THE PROBLEM: Without the pictures, output the records below word for word.
─── RECORD EXTRACTS
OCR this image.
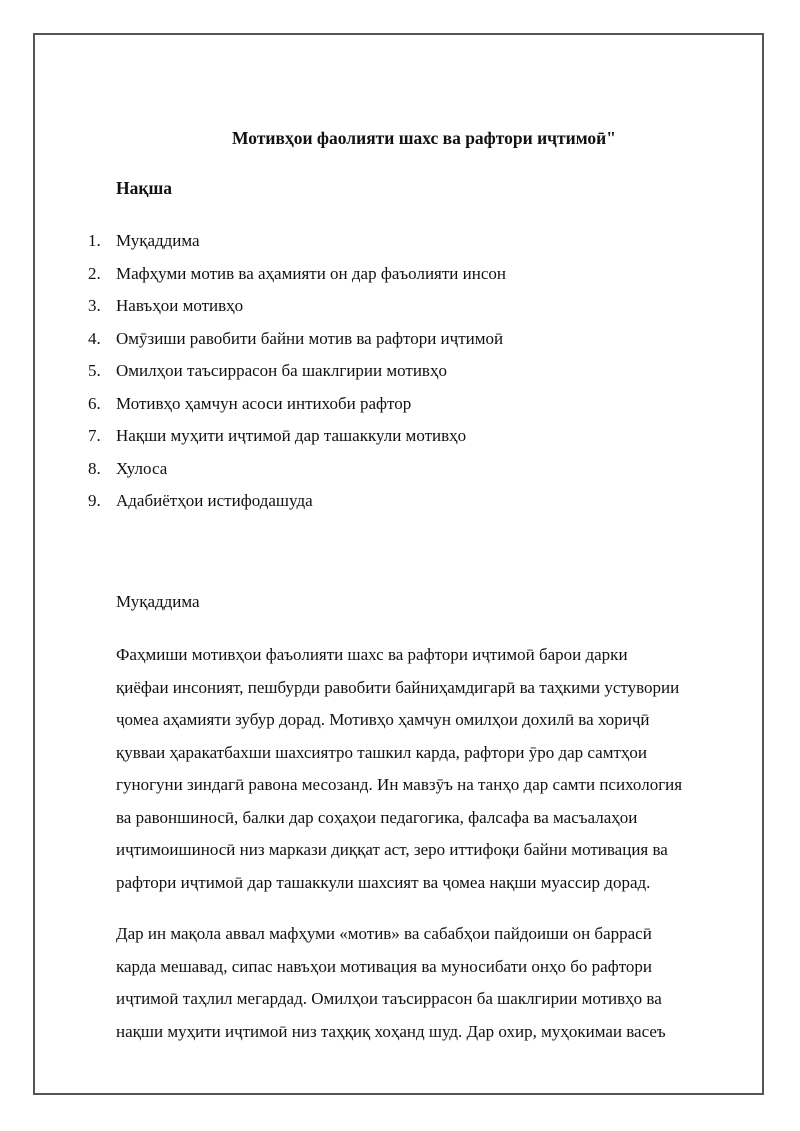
Мотивҳои фаолияти шахс ва рафтори иҷтимоӣ"
Нақша
1. Муқаддима
2. Мафҳуми мотив ва аҳамияти он дар фаъолияти инсон
3. Навъҳои мотивҳо
4. Омӯзиши равобити байни мотив ва рафтори иҷтимоӣ
5. Омилҳои таъсиррасон ба шаклгирии мотивҳо
6. Мотивҳо ҳамчун асоси интихоби рафтор
7. Нақши муҳити иҷтимоӣ дар ташаккули мотивҳо
8. Хулоса
9. Адабиётҳои истифодашуда
Муқаддима

Фаҳмиши мотивҳои фаъолияти шахс ва рафтори иҷтимоӣ барои дарки
қиёфаи инсоният, пешбурди равобити байниҳамдигарӣ ва таҳкими устувории
ҷомеа аҳамияти зубур дорад. Мотивҳо ҳамчун омилҳои дохилӣ ва хориҷӣ
қувваи ҳаракатбахши шахсиятро ташкил карда, рафтори ӯро дар самтҳои
гуногуни зиндагӣ равона месозанд. Ин мавзӯъ на танҳо дар самти психология
ва равоншиносӣ, балки дар соҳаҳои педагогика, фалсафа ва масъалаҳои
иҷтимоишиносӣ низ маркази диққат аст, зеро иттифоқи байни мотивация ва
рафтори иҷтимоӣ дар ташаккули шахсият ва ҷомеа нақши муассир дорад.

Дар ин мақола аввал мафҳуми «мотив» ва сабабҳои пайдоиши он баррасӣ
карда мешавад, сипас навъҳои мотивация ва муносибати онҳо бо рафтори
иҷтимоӣ таҳлил мегардад. Омилҳои таъсиррасон ба шаклгирии мотивҳо ва
нақши муҳити иҷтимоӣ низ таҳқиқ хоҳанд шуд. Дар охир, муҳокимаи васеъ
──────
THE SOLUTION:
OCR this image.
Мотивҳои фаолияти шахс ва рафтори иҷтимоӣ"
Нақша
1. Муқаддима
2. Мафҳуми мотив ва аҳамияти он дар фаъолияти инсон
3. Навъҳои мотивҳо
4. Омӯзиши равобити байни мотив ва рафтори иҷтимоӣ
5. Омилҳои таъсиррасон ба шаклгирии мотивҳо
6. Мотивҳо ҳамчун асоси интихоби рафтор
7. Нақши муҳити иҷтимоӣ дар ташаккули мотивҳо
8. Хулоса
9. Адабиётҳои истифодашуда
Муқаддима

Фаҳмиши мотивҳои фаъолияти шахс ва рафтори иҷтимоӣ барои дарки
қиёфаи инсоният, пешбурди равобити байниҳамдигарӣ ва таҳкими устувории
ҷомеа аҳамияти зубур дорад. Мотивҳо ҳамчун омилҳои дохилӣ ва хориҷӣ
қувваи ҳаракатбахши шахсиятро ташкил карда, рафтори ӯро дар самтҳои
гуногуни зиндагӣ равона месозанд. Ин мавзӯъ на танҳо дар самти психология
ва равоншиносӣ, балки дар соҳаҳои педагогика, фалсафа ва масъалаҳои
иҷтимоишиносӣ низ маркази диққат аст, зеро иттифоқи байни мотивация ва
рафтори иҷтимоӣ дар ташаккули шахсият ва ҷомеа нақши муассир дорад.

Дар ин мақола аввал мафҳуми «мотив» ва сабабҳои пайдоиши он баррасӣ
карда мешавад, сипас навъҳои мотивация ва муносибати онҳо бо рафтори
иҷтимоӣ таҳлил мегардад. Омилҳои таъсиррасон ба шаклгирии мотивҳо ва
нақши муҳити иҷтимоӣ низ таҳқиқ хоҳанд шуд. Дар охир, муҳокимаи васеъ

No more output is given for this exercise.